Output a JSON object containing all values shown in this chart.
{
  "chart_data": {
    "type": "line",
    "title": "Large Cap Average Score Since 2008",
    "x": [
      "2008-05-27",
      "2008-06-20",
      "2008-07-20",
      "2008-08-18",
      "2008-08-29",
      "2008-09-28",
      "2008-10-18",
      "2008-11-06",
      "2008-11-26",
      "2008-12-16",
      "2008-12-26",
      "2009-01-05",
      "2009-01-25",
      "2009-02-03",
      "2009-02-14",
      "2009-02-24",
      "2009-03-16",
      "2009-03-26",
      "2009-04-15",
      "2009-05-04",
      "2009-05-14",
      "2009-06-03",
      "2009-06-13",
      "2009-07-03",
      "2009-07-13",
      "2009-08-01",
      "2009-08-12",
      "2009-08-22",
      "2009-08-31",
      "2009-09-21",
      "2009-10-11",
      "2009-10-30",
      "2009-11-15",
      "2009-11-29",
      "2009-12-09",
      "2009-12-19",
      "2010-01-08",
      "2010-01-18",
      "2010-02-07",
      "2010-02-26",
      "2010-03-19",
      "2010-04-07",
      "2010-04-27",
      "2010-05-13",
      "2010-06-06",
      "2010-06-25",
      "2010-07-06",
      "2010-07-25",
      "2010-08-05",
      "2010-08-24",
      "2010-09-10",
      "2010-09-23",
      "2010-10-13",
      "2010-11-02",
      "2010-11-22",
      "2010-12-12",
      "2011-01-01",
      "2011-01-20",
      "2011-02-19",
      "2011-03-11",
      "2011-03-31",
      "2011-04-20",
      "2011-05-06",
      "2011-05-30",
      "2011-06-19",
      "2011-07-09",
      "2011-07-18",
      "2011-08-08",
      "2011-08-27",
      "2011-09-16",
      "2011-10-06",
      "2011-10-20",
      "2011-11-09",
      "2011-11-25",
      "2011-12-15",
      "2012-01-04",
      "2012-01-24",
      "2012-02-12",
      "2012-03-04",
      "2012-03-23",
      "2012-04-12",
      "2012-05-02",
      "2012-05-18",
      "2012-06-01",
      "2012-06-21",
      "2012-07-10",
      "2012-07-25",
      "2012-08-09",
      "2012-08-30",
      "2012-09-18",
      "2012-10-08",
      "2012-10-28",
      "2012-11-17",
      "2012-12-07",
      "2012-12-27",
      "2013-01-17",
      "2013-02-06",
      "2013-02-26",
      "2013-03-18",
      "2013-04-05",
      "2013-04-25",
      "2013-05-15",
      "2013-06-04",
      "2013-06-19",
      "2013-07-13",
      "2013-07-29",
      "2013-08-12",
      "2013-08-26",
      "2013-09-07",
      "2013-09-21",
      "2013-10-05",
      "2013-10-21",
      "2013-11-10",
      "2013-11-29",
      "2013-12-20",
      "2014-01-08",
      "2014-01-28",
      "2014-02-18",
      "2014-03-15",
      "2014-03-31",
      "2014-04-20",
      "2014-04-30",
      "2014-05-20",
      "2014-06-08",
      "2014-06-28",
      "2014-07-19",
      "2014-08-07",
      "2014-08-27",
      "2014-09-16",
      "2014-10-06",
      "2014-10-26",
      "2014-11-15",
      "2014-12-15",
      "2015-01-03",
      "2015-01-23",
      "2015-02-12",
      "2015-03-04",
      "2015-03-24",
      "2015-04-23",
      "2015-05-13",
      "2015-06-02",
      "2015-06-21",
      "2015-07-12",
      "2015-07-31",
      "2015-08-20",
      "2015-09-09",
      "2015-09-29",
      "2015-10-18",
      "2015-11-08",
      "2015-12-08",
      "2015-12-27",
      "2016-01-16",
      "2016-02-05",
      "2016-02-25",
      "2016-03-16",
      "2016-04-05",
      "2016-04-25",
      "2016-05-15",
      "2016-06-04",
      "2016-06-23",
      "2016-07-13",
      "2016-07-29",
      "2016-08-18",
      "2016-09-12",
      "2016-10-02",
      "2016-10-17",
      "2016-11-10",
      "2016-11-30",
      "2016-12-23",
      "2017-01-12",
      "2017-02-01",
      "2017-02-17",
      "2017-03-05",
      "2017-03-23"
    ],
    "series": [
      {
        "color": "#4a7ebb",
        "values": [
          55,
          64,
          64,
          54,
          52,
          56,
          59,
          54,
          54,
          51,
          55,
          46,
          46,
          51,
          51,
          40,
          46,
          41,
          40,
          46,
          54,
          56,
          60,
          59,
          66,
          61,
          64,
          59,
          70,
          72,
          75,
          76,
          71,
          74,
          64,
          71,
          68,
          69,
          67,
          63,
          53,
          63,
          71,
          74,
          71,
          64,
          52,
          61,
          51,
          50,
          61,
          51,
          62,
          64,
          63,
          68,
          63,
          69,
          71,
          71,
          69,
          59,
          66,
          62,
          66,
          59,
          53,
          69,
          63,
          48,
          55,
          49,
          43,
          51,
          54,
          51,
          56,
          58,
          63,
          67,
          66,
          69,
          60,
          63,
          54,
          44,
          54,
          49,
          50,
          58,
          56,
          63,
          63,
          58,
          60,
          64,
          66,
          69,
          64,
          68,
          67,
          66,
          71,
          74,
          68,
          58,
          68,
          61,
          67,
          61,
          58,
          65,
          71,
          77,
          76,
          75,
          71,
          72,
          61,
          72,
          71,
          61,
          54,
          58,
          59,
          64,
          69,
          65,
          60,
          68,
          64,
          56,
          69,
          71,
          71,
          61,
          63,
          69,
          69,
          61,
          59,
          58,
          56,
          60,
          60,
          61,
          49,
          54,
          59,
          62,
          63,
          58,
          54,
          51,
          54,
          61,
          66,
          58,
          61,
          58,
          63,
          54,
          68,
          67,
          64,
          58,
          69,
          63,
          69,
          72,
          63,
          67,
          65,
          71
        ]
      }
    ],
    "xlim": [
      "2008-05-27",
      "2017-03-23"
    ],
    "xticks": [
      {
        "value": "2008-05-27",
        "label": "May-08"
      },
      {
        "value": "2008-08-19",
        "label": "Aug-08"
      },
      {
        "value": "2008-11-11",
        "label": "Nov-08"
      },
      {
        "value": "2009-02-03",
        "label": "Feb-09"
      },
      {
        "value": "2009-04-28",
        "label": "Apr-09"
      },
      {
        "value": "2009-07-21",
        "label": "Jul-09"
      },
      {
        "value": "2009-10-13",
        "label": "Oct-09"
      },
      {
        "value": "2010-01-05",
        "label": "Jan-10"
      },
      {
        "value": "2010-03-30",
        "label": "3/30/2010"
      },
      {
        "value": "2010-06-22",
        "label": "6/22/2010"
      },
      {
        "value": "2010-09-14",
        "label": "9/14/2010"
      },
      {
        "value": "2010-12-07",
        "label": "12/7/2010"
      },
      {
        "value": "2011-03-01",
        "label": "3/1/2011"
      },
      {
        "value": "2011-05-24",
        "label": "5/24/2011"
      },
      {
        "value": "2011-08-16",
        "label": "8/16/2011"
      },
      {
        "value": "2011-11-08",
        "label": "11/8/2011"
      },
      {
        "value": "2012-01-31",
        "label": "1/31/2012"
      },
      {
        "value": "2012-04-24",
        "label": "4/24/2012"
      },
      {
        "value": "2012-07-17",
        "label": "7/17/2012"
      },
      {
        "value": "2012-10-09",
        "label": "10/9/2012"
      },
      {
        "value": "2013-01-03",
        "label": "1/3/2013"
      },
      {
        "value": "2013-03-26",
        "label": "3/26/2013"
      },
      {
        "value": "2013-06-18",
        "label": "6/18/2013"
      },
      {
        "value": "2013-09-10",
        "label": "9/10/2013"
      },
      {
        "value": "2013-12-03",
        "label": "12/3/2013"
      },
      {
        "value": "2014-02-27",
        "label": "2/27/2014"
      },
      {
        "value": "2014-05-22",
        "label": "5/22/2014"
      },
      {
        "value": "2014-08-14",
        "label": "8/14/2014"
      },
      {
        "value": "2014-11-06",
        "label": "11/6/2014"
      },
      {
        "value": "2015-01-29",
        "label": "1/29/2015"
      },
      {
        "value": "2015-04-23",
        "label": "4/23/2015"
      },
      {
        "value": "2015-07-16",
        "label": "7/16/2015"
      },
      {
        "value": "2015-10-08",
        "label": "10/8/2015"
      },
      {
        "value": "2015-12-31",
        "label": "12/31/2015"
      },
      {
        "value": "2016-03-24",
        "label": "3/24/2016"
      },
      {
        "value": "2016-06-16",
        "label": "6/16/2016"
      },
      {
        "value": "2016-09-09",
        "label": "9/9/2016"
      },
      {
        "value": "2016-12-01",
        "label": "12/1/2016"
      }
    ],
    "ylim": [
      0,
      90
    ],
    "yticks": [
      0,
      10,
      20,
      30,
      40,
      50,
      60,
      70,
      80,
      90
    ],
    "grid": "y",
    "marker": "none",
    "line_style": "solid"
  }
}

★ ★ ★ ★ ★ ★ ★

◆ **Instructions for the task**: Work out how many lines of the data hold the string "values". Reply with that number alone.

◆ **Solution for this exercise**: 2